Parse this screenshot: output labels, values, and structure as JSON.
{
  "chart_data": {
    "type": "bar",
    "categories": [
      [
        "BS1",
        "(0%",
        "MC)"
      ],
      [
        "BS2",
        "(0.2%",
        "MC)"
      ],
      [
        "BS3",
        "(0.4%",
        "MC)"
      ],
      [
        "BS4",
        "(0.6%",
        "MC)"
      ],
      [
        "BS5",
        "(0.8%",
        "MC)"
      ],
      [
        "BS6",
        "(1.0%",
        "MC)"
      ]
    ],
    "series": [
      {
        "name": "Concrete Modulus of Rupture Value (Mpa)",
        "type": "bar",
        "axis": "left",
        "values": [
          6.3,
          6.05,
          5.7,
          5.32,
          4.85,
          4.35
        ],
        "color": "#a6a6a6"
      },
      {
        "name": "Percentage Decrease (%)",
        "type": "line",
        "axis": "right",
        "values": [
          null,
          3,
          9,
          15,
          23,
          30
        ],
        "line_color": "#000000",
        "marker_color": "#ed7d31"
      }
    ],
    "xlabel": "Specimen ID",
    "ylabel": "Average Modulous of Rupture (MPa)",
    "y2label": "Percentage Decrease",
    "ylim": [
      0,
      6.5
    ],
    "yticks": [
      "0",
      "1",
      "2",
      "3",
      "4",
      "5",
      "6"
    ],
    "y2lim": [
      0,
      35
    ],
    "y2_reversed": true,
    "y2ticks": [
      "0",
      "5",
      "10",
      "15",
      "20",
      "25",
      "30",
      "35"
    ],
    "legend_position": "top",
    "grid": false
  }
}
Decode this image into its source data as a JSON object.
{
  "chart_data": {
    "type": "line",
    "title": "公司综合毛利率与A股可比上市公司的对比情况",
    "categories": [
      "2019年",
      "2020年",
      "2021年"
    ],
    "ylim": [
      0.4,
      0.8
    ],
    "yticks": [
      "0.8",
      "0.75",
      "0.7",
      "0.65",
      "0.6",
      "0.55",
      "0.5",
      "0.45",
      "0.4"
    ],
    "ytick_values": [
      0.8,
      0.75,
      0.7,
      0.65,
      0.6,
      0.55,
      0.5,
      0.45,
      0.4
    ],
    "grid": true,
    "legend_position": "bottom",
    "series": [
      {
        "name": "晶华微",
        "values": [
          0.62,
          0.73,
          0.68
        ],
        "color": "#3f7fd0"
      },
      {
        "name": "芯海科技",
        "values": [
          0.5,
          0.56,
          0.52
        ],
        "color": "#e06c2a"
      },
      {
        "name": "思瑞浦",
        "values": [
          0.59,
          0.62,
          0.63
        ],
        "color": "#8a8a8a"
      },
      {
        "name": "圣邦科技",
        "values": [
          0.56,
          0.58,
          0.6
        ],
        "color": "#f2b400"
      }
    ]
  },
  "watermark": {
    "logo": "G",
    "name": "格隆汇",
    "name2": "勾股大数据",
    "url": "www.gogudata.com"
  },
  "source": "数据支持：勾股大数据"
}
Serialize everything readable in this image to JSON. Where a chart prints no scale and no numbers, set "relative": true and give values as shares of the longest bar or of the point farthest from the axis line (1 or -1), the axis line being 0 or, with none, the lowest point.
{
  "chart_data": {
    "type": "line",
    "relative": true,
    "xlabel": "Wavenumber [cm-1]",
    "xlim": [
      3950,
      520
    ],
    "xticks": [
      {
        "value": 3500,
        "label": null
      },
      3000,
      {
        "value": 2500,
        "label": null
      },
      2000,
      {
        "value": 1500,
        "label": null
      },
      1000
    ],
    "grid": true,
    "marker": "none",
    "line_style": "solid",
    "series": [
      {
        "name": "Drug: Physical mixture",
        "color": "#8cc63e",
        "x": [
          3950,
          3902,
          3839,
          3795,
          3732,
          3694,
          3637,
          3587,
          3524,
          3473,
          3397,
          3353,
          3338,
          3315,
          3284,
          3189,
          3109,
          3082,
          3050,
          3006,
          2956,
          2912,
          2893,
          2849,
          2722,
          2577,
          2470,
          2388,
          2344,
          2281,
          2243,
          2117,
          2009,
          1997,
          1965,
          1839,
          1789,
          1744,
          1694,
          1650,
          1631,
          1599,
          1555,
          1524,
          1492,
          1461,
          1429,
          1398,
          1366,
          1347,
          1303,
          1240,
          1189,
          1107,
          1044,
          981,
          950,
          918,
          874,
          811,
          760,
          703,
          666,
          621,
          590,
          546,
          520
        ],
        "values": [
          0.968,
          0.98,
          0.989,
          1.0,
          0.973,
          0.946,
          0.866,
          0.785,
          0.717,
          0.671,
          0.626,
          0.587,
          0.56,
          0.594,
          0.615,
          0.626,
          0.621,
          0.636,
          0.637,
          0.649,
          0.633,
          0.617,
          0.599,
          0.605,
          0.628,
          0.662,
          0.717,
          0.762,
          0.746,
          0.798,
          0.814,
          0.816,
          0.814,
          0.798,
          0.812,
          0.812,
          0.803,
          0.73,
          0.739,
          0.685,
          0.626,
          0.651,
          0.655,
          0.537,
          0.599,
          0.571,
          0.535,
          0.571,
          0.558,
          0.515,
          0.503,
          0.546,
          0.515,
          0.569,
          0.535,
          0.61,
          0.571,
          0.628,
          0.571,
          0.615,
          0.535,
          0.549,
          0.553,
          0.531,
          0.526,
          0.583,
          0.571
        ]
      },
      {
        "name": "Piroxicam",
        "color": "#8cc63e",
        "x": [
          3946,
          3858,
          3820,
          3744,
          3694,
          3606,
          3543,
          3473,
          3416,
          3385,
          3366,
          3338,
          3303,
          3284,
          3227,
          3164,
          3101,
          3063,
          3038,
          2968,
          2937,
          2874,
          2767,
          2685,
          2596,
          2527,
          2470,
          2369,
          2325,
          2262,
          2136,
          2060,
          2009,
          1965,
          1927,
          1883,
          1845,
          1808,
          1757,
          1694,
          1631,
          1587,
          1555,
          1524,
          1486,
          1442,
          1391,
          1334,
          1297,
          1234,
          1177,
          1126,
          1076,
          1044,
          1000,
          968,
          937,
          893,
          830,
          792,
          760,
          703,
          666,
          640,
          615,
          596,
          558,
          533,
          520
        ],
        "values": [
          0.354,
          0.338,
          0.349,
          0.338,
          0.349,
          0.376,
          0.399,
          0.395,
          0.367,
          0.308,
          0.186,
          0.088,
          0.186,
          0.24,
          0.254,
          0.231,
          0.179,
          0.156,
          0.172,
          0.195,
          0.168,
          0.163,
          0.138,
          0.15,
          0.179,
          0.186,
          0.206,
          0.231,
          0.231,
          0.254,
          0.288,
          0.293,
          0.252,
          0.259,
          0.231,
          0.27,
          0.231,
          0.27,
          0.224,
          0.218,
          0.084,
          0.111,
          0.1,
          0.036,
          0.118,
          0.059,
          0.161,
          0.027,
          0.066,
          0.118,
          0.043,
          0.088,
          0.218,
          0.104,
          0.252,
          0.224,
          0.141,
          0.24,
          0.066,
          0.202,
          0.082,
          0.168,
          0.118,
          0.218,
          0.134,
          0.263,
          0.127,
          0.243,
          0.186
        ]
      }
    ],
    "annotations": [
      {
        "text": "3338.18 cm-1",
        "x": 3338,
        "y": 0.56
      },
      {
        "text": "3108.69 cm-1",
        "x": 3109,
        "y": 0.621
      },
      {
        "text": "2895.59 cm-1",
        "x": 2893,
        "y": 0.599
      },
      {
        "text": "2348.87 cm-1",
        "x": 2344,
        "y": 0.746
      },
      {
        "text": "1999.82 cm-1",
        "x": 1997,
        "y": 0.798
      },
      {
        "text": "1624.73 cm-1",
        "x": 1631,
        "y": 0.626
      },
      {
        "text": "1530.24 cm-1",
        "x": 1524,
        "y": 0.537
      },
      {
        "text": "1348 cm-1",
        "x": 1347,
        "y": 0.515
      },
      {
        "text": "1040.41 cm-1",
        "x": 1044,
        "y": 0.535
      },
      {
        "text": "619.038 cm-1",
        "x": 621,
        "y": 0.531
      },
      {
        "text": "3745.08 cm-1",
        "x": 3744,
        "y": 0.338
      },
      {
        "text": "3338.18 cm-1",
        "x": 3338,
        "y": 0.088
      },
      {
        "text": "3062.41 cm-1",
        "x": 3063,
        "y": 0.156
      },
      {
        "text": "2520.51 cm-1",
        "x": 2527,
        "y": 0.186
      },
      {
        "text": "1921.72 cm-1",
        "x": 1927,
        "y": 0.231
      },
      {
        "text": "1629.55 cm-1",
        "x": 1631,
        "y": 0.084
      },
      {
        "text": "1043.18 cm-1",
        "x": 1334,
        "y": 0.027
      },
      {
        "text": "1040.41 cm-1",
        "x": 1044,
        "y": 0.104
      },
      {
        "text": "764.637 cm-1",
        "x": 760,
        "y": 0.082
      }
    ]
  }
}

########################################

- _WHAT THE TASK ASKS_:
Each line in the entries above that includes the string "this" should be extracted.

- _FULL SOLUTION_:
Parse this screenshot: output labels, values, and structure as JSON.
Decode this image into its source data as a JSON object.
Serialize everything readable in this image to JSON. Where a chart prints no scale and no numbers, set "relative": true and give values as shares of the longest bar or of the point farthest from the axis line (1 or -1), the axis line being 0 or, with none, the lowest point.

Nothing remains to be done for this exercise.